| TASK DETAILS |
Gather every line that includes the word "subtitle", please.
--- BEGIN DATA FOR THIS TASK ---
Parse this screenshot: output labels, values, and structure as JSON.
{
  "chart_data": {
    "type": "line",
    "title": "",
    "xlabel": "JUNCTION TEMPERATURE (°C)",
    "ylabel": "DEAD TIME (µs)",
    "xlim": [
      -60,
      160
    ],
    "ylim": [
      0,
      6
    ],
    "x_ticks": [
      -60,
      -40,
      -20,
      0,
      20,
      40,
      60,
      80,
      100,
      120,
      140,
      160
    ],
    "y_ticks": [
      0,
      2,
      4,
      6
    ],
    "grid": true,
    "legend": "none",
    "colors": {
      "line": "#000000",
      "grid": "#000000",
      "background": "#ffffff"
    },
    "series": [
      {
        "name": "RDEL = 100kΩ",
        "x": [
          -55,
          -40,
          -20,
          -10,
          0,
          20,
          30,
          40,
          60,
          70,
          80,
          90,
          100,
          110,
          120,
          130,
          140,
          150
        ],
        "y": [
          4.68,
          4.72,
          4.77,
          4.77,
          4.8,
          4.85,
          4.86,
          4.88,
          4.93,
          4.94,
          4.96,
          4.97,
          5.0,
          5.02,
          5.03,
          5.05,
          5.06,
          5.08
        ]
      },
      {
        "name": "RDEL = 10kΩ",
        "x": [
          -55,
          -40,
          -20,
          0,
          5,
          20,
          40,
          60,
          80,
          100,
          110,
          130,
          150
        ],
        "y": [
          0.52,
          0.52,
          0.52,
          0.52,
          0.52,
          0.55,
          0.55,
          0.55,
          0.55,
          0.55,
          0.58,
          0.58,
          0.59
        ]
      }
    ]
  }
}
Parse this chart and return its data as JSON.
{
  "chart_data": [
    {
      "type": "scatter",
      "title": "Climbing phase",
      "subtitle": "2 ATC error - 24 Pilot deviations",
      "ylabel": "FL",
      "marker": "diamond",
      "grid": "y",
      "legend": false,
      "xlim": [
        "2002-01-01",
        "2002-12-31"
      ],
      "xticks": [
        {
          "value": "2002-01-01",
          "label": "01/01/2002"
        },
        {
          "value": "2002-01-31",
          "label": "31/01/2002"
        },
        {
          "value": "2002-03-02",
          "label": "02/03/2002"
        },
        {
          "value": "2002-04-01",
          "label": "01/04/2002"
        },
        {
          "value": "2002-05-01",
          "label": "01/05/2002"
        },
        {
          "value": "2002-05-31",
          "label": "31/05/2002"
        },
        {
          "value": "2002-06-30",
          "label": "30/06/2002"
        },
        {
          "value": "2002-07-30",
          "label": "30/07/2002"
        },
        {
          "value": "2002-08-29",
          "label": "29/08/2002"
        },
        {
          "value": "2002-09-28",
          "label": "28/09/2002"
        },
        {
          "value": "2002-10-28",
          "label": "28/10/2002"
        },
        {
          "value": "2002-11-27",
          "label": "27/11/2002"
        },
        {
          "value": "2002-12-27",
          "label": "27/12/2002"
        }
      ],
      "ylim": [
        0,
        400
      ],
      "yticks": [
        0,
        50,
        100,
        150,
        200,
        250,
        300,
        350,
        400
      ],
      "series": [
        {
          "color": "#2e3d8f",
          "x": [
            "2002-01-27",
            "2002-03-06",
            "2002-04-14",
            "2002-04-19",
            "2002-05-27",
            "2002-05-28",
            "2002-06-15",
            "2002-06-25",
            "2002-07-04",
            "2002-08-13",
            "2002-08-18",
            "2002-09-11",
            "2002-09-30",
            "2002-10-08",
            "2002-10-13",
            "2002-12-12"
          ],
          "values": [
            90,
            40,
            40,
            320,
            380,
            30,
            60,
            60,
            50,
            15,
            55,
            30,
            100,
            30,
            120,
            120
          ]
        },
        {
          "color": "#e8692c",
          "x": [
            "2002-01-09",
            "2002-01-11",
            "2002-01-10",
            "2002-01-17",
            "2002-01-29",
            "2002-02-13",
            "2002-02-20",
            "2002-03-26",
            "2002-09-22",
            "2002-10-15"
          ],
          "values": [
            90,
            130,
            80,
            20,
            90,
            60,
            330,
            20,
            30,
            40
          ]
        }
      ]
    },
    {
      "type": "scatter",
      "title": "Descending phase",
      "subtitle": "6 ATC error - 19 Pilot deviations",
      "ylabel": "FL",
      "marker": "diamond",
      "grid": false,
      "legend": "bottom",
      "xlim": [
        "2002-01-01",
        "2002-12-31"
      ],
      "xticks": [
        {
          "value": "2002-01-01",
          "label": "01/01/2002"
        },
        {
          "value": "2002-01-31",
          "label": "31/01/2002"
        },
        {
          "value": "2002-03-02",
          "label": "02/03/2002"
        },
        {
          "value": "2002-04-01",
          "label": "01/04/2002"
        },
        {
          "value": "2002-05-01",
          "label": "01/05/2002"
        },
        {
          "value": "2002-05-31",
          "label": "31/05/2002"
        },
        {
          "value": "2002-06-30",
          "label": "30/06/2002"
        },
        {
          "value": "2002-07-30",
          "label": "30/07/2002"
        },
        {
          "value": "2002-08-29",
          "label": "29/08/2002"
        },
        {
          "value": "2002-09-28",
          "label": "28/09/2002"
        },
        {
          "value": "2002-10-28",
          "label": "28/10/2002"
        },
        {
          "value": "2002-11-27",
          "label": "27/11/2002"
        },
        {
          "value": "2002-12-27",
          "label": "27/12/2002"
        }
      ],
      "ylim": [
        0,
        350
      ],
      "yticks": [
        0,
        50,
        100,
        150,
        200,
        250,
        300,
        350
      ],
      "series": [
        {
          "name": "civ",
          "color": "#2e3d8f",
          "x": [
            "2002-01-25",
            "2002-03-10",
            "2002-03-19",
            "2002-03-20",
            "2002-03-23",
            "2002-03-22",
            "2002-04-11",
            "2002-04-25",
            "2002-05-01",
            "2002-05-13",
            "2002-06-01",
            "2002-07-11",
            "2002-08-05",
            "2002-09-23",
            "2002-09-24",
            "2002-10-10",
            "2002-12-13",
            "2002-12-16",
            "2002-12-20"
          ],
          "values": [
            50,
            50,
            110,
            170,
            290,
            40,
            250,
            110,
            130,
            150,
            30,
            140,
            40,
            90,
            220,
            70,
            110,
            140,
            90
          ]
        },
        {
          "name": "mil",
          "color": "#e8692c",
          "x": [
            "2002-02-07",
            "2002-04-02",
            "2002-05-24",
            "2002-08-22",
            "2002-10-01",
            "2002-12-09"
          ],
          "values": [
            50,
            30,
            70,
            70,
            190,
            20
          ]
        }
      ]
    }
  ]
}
--- END DATA FOR THIS TASK ---
| EXERCISE OUTPUT |
      "subtitle": "2 ATC error - 24 Pilot deviations",
      "subtitle": "6 ATC error - 19 Pilot deviations",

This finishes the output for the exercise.